Are you able to retype all the records below exactly?

— Records provided —
--- BEGIN ---

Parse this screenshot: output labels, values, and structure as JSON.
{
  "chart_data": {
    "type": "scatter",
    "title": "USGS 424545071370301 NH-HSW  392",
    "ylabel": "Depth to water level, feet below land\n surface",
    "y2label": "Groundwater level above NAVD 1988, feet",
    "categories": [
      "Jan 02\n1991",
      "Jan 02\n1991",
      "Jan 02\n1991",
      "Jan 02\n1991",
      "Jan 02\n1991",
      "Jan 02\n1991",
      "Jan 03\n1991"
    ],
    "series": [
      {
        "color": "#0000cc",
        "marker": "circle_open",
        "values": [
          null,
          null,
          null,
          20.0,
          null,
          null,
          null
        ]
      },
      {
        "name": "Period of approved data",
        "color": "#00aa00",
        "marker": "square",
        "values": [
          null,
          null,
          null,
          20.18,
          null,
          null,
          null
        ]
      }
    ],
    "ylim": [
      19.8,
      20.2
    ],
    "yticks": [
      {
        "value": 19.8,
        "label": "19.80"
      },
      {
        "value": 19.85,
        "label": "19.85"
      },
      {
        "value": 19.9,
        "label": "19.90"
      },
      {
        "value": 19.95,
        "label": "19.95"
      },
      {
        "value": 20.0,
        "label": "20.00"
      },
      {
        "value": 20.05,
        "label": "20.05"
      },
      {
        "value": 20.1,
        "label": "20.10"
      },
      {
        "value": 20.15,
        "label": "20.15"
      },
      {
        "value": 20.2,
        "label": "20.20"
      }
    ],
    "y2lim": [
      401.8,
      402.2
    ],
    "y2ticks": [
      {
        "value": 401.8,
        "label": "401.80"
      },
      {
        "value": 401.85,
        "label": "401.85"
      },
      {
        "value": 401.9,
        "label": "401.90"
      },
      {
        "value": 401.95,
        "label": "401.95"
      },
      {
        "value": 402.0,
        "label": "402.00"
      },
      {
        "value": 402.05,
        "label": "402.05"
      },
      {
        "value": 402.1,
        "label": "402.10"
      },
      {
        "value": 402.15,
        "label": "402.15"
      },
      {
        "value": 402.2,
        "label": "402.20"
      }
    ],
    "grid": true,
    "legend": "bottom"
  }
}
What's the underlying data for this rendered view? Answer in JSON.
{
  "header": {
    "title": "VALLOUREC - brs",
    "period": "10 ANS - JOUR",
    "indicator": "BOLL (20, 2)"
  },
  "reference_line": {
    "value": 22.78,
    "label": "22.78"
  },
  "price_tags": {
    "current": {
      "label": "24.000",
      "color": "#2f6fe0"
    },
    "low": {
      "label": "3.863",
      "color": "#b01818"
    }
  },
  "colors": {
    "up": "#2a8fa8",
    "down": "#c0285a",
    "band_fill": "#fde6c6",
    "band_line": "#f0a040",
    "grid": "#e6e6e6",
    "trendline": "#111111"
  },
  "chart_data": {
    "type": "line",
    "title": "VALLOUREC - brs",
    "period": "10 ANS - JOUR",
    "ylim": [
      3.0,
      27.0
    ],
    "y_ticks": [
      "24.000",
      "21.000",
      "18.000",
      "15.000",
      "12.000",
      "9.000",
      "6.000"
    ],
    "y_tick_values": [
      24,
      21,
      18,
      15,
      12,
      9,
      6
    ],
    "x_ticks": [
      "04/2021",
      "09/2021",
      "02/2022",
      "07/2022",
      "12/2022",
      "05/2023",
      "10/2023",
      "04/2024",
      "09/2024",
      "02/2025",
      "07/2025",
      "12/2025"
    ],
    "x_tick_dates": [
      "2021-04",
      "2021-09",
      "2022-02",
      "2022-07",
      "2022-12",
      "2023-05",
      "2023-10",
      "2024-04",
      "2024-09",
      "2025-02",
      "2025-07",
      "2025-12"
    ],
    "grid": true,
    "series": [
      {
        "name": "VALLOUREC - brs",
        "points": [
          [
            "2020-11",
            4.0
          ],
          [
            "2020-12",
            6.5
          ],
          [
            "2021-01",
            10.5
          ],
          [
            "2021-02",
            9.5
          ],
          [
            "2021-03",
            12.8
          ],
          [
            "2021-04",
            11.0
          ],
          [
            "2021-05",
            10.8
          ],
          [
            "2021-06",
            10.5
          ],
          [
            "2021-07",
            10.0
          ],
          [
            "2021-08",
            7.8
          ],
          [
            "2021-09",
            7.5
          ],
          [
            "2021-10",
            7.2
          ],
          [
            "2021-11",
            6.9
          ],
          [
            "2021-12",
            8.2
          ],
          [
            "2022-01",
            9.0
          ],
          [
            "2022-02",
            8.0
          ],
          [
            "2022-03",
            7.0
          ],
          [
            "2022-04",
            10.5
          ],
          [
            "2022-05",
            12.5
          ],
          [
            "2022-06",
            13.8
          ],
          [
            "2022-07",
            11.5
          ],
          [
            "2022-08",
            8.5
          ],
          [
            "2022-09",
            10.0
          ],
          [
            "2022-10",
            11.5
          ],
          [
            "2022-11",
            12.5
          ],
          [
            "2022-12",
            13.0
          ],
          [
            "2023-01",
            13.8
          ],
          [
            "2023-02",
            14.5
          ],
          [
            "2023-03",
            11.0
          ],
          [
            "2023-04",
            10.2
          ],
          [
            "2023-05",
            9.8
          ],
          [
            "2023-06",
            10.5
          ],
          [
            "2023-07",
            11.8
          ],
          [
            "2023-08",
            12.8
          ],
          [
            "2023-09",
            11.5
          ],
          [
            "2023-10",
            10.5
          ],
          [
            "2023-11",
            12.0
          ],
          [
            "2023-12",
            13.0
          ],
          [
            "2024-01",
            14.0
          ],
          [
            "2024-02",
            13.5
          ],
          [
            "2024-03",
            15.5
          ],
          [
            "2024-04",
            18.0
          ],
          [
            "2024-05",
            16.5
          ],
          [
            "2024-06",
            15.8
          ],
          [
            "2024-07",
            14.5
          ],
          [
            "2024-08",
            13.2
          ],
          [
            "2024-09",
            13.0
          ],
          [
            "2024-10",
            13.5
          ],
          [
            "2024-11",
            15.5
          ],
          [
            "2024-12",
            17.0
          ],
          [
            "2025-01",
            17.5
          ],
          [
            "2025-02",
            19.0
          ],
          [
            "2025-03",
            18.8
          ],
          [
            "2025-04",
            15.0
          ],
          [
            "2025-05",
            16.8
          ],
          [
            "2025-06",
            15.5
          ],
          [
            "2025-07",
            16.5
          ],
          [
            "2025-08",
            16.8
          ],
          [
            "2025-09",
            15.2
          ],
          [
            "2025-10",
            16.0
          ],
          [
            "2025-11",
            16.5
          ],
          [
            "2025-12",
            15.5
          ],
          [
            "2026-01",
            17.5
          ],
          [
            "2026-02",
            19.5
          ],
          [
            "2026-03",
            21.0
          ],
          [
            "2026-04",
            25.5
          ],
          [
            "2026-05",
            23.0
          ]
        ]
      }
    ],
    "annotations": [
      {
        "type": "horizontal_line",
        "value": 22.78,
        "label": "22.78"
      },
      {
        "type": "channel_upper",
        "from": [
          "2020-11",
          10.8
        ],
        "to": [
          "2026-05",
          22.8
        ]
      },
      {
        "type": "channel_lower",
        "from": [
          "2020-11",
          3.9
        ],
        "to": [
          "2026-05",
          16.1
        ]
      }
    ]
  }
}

--- END ---

— Answer for the task —
Parse this screenshot: output labels, values, and structure as JSON.
{
  "chart_data": {
    "type": "scatter",
    "title": "USGS 424545071370301 NH-HSW  392",
    "ylabel": "Depth to water level, feet below land\n surface",
    "y2label": "Groundwater level above NAVD 1988, feet",
    "categories": [
      "Jan 02\n1991",
      "Jan 02\n1991",
      "Jan 02\n1991",
      "Jan 02\n1991",
      "Jan 02\n1991",
      "Jan 02\n1991",
      "Jan 03\n1991"
    ],
    "series": [
      {
        "color": "#0000cc",
        "marker": "circle_open",
        "values": [
          null,
          null,
          null,
          20.0,
          null,
          null,
          null
        ]
      },
      {
        "name": "Period of approved data",
        "color": "#00aa00",
        "marker": "square",
        "values": [
          null,
          null,
          null,
          20.18,
          null,
          null,
          null
        ]
      }
    ],
    "ylim": [
      19.8,
      20.2
    ],
    "yticks": [
      {
        "value": 19.8,
        "label": "19.80"
      },
      {
        "value": 19.85,
        "label": "19.85"
      },
      {
        "value": 19.9,
        "label": "19.90"
      },
      {
        "value": 19.95,
        "label": "19.95"
      },
      {
        "value": 20.0,
        "label": "20.00"
      },
      {
        "value": 20.05,
        "label": "20.05"
      },
      {
        "value": 20.1,
        "label": "20.10"
      },
      {
        "value": 20.15,
        "label": "20.15"
      },
      {
        "value": 20.2,
        "label": "20.20"
      }
    ],
    "y2lim": [
      401.8,
      402.2
    ],
    "y2ticks": [
      {
        "value": 401.8,
        "label": "401.80"
      },
      {
        "value": 401.85,
        "label": "401.85"
      },
      {
        "value": 401.9,
        "label": "401.90"
      },
      {
        "value": 401.95,
        "label": "401.95"
      },
      {
        "value": 402.0,
        "label": "402.00"
      },
      {
        "value": 402.05,
        "label": "402.05"
      },
      {
        "value": 402.1,
        "label": "402.10"
      },
      {
        "value": 402.15,
        "label": "402.15"
      },
      {
        "value": 402.2,
        "label": "402.20"
      }
    ],
    "grid": true,
    "legend": "bottom"
  }
}
What's the underlying data for this rendered view? Answer in JSON.
{
  "header": {
    "title": "VALLOUREC - brs",
    "period": "10 ANS - JOUR",
    "indicator": "BOLL (20, 2)"
  },
  "reference_line": {
    "value": 22.78,
    "label": "22.78"
  },
  "price_tags": {
    "current": {
      "label": "24.000",
      "color": "#2f6fe0"
    },
    "low": {
      "label": "3.863",
      "color": "#b01818"
    }
  },
  "colors": {
    "up": "#2a8fa8",
    "down": "#c0285a",
    "band_fill": "#fde6c6",
    "band_line": "#f0a040",
    "grid": "#e6e6e6",
    "trendline": "#111111"
  },
  "chart_data": {
    "type": "line",
    "title": "VALLOUREC - brs",
    "period": "10 ANS - JOUR",
    "ylim": [
      3.0,
      27.0
    ],
    "y_ticks": [
      "24.000",
      "21.000",
      "18.000",
      "15.000",
      "12.000",
      "9.000",
      "6.000"
    ],
    "y_tick_values": [
      24,
      21,
      18,
      15,
      12,
      9,
      6
    ],
    "x_ticks": [
      "04/2021",
      "09/2021",
      "02/2022",
      "07/2022",
      "12/2022",
      "05/2023",
      "10/2023",
      "04/2024",
      "09/2024",
      "02/2025",
      "07/2025",
      "12/2025"
    ],
    "x_tick_dates": [
      "2021-04",
      "2021-09",
      "2022-02",
      "2022-07",
      "2022-12",
      "2023-05",
      "2023-10",
      "2024-04",
      "2024-09",
      "2025-02",
      "2025-07",
      "2025-12"
    ],
    "grid": true,
    "series": [
      {
        "name": "VALLOUREC - brs",
        "points": [
          [
            "2020-11",
            4.0
          ],
          [
            "2020-12",
            6.5
          ],
          [
            "2021-01",
            10.5
          ],
          [
            "2021-02",
            9.5
          ],
          [
            "2021-03",
            12.8
          ],
          [
            "2021-04",
            11.0
          ],
          [
            "2021-05",
            10.8
          ],
          [
            "2021-06",
            10.5
          ],
          [
            "2021-07",
            10.0
          ],
          [
            "2021-08",
            7.8
          ],
          [
            "2021-09",
            7.5
          ],
          [
            "2021-10",
            7.2
          ],
          [
            "2021-11",
            6.9
          ],
          [
            "2021-12",
            8.2
          ],
          [
            "2022-01",
            9.0
          ],
          [
            "2022-02",
            8.0
          ],
          [
            "2022-03",
            7.0
          ],
          [
            "2022-04",
            10.5
          ],
          [
            "2022-05",
            12.5
          ],
          [
            "2022-06",
            13.8
          ],
          [
            "2022-07",
            11.5
          ],
          [
            "2022-08",
            8.5
          ],
          [
            "2022-09",
            10.0
          ],
          [
            "2022-10",
            11.5
          ],
          [
            "2022-11",
            12.5
          ],
          [
            "2022-12",
            13.0
          ],
          [
            "2023-01",
            13.8
          ],
          [
            "2023-02",
            14.5
          ],
          [
            "2023-03",
            11.0
          ],
          [
            "2023-04",
            10.2
          ],
          [
            "2023-05",
            9.8
          ],
          [
            "2023-06",
            10.5
          ],
          [
            "2023-07",
            11.8
          ],
          [
            "2023-08",
            12.8
          ],
          [
            "2023-09",
            11.5
          ],
          [
            "2023-10",
            10.5
          ],
          [
            "2023-11",
            12.0
          ],
          [
            "2023-12",
            13.0
          ],
          [
            "2024-01",
            14.0
          ],
          [
            "2024-02",
            13.5
          ],
          [
            "2024-03",
            15.5
          ],
          [
            "2024-04",
            18.0
          ],
          [
            "2024-05",
            16.5
          ],
          [
            "2024-06",
            15.8
          ],
          [
            "2024-07",
            14.5
          ],
          [
            "2024-08",
            13.2
          ],
          [
            "2024-09",
            13.0
          ],
          [
            "2024-10",
            13.5
          ],
          [
            "2024-11",
            15.5
          ],
          [
            "2024-12",
            17.0
          ],
          [
            "2025-01",
            17.5
          ],
          [
            "2025-02",
            19.0
          ],
          [
            "2025-03",
            18.8
          ],
          [
            "2025-04",
            15.0
          ],
          [
            "2025-05",
            16.8
          ],
          [
            "2025-06",
            15.5
          ],
          [
            "2025-07",
            16.5
          ],
          [
            "2025-08",
            16.8
          ],
          [
            "2025-09",
            15.2
          ],
          [
            "2025-10",
            16.0
          ],
          [
            "2025-11",
            16.5
          ],
          [
            "2025-12",
            15.5
          ],
          [
            "2026-01",
            17.5
          ],
          [
            "2026-02",
            19.5
          ],
          [
            "2026-03",
            21.0
          ],
          [
            "2026-04",
            25.5
          ],
          [
            "2026-05",
            23.0
          ]
        ]
      }
    ],
    "annotations": [
      {
        "type": "horizontal_line",
        "value": 22.78,
        "label": "22.78"
      },
      {
        "type": "channel_upper",
        "from": [
          "2020-11",
          10.8
        ],
        "to": [
          "2026-05",
          22.8
        ]
      },
      {
        "type": "channel_lower",
        "from": [
          "2020-11",
          3.9
        ],
        "to": [
          "2026-05",
          16.1
        ]
      }
    ]
  }
}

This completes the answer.